▸ **Instruções**:
(a) Imprima a parte do texto sobre a quase extinção humana que começa em "Analisando as alterações" e vai até "apenas 1.280 pessoas.".
(b) Segundo o texto sobre a quase extinção humana, qual modelo computacional os autores usaram na pesquisa?
(c) Retome o texto sobre a quase extinção humana a partir do ponto em que ele termina.

▸ **Trecho selecionado**:
Ciência
08/01/2025 às 15:30•2 min de leituraAtualizado em 08/01/2025 às 15:30
Um estudo publicado na revista Science em agosto de 2023 causou grande impacto na comunidade científica e no público em geral, ao sugerir que os seres humanos estiveram à beira da extinção há 900 mil anos. Na pesquisa, os autores trabalharam com um novo modelo computacional chamado FitCoal para analisar a história genética de mais de 3 mil indivíduos atuais.
Analisando as alterações no DNA dessas pessoas, os autores tentaram reconstruir como essas mutações se acumularam ao longo do tempo. Entre os genomas africanos incluídos na amostra, a equipe detectou sinais de um "gargalo" populacional há 900 mil anos. Segundo o estudo, 98,7% daquela população ancestral teriam morrido, restando na Terra apenas 1.280 pessoas.

▸ **Registros extraídos**:

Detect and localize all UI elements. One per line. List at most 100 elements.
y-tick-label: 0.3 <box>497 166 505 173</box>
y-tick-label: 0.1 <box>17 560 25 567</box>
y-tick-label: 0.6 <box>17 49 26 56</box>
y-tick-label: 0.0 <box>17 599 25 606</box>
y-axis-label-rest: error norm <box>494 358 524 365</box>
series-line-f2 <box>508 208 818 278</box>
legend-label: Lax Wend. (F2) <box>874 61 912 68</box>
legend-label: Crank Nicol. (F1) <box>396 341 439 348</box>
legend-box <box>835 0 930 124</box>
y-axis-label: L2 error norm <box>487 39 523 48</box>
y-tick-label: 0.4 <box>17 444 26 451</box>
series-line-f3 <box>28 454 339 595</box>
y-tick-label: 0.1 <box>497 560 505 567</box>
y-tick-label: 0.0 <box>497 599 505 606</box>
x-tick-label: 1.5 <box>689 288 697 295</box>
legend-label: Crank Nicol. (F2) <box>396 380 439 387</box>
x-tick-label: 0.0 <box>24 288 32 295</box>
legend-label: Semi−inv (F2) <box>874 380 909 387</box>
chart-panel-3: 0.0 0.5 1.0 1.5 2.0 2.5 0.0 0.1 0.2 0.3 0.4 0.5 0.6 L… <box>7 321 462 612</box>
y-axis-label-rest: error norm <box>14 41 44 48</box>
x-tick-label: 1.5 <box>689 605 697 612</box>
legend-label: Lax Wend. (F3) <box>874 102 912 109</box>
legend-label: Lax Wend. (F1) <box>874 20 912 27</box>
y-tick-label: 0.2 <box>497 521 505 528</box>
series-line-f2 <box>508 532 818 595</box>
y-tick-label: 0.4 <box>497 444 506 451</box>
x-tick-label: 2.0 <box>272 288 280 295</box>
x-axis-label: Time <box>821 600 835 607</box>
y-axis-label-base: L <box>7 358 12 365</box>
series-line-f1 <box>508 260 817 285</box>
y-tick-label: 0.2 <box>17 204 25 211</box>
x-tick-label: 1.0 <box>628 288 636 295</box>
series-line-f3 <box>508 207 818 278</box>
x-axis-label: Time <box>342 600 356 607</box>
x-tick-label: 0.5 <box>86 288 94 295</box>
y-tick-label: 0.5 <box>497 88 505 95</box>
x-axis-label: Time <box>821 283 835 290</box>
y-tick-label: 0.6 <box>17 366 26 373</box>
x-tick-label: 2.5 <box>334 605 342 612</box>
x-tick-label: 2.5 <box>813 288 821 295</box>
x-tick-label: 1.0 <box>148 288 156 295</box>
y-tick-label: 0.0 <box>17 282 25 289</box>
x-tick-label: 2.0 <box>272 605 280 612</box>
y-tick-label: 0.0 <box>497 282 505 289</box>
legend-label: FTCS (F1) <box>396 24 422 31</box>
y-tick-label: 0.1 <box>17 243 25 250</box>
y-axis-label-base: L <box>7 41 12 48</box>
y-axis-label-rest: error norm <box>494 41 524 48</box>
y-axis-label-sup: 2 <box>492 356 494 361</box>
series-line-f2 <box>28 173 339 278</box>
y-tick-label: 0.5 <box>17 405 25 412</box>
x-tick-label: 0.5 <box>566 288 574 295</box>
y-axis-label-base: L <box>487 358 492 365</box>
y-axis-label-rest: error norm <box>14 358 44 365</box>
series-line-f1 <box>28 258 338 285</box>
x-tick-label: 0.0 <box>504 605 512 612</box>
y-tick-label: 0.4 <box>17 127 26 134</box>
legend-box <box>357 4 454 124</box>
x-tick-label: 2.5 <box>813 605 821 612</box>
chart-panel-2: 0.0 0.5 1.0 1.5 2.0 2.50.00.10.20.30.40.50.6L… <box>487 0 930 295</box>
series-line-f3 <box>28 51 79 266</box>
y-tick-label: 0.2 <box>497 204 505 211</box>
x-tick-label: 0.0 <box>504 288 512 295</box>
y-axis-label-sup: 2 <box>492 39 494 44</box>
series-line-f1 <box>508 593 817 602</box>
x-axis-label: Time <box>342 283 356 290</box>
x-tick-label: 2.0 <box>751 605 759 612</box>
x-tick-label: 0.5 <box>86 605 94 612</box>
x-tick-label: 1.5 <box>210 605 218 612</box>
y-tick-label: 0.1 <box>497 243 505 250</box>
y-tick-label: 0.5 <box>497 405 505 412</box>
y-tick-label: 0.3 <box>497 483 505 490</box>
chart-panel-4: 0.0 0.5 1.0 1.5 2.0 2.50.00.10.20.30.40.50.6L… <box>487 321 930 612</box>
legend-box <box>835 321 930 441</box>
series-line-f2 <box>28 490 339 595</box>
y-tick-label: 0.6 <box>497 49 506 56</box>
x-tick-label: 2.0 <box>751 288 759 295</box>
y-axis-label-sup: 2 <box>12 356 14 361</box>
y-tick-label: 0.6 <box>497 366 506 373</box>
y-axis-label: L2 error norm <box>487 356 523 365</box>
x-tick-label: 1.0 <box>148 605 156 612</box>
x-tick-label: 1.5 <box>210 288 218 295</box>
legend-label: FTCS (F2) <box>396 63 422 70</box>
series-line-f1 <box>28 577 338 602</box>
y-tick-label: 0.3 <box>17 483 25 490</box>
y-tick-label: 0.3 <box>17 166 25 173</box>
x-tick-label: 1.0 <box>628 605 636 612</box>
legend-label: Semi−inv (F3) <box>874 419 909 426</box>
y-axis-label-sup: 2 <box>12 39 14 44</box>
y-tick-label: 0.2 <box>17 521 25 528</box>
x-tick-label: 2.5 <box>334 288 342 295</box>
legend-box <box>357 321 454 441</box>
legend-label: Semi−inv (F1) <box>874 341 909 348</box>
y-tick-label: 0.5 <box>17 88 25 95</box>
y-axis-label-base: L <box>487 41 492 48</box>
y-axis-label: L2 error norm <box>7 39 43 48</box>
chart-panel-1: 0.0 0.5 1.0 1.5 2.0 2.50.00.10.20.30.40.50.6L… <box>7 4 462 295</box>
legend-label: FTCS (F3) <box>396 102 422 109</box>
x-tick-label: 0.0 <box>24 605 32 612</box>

▸ **Respostas das tarefas**:
(a)
Analisando as alterações no DNA dessas pessoas, os autores tentaram reconstruir como essas mutações se acumularam ao longo do tempo. Entre os genomas africanos incluídos na amostra, a equipe detectou sinais de um "gargalo" populacional há 900 mil anos. Segundo o estudo, 98,7% daquela população ancestral teriam morrido, restando na Terra apenas 1.280 pessoas.

(b) FitCoal.

(c)
Como esse padrão não se repetiu nos genomas não africanos, diversos cientistas questionaram a validade dos resultados, iniciando suas próprias pesquisas para testar a metodologia usada na pesquisa original.
Um desses cientistas que contestaram o estudo, Aylwyn Scally, da Universidade de Cambridge, no Reino Unido, afirmou à IFLScience que "as diferenças genéticas atuais são muito pouco informativas sobre qualquer coisa além de cerca de 200. mil anos atrás". Além disso, destacou o pesquisador, outros modelos não conseguiram replicar o FitCoal.
Existem diversas ferramentas estatísticas confiáveis para reconstruir tamanhos populacionais históricos, como o mushi, iniciais em inglês para "inferência da história do espectro de mutação", e o MSMC (Coalescente Markoviano Sequencialmente Múltiplo). No entanto, ambas dependem de suposições e simplificações relacionadas às taxas de mutação, diz Scally.
Ele explica que "a realidade do que aconteceu foi uma coisa muito, muito complicada — muito mais complicada do que nossos modelos simples serão capazes de representar. Portanto, há muitas maneiras de errar, muitas maneiras de ser enganado".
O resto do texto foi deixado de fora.